▸ **GIVEN EXERCISE**:
Show every line where "Vnflätig" occurs.

(begin)

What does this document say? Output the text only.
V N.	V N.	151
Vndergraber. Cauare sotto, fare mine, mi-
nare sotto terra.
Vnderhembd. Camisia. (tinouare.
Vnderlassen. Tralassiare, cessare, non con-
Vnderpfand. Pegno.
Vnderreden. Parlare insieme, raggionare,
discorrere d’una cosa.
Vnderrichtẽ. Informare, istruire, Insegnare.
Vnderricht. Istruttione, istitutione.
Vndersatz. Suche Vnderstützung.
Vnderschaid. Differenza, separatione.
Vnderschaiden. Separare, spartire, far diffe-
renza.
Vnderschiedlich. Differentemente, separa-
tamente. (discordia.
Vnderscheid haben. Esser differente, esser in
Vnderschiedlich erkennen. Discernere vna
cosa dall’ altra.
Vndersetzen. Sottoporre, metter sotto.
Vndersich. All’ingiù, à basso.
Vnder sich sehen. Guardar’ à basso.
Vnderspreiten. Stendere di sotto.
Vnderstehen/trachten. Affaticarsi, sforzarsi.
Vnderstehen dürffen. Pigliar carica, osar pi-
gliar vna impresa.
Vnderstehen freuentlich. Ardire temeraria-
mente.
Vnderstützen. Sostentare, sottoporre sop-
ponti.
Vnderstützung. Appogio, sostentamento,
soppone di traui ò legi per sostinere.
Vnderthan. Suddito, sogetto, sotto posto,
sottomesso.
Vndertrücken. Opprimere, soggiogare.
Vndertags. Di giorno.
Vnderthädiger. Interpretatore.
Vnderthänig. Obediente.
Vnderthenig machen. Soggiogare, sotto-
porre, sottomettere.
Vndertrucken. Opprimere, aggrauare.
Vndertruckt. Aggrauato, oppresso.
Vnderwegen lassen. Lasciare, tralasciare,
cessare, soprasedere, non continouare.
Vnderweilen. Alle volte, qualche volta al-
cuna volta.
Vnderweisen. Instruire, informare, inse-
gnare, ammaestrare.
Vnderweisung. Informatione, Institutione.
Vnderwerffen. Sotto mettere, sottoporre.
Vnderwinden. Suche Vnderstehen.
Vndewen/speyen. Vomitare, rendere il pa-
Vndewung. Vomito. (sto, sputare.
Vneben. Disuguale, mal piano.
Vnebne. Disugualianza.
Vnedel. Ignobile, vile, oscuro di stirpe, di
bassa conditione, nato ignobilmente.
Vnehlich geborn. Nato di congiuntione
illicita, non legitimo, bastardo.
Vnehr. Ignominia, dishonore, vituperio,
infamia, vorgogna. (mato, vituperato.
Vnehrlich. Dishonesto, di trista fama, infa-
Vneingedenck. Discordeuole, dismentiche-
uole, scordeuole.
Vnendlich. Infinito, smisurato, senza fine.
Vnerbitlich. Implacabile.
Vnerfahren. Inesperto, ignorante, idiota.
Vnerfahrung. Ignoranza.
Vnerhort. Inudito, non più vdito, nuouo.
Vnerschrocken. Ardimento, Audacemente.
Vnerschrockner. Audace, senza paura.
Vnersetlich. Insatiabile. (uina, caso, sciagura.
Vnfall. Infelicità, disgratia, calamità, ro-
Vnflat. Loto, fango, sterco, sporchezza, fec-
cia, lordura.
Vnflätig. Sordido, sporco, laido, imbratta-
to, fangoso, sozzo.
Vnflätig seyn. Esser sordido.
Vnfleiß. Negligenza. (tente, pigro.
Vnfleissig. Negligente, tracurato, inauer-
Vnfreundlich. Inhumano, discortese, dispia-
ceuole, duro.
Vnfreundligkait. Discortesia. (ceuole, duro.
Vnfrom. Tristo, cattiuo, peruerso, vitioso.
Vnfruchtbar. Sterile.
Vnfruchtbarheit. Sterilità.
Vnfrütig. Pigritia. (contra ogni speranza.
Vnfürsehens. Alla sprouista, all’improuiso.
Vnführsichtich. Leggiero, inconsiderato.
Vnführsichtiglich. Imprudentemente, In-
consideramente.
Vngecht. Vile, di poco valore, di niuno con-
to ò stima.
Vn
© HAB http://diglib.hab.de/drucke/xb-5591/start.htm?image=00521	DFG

(end)

▸ **EXERCISE RESPONSE**:
Vnflätig. Sordido, sporco, laido, imbratta-
Vnflätig seyn. Esser sordido.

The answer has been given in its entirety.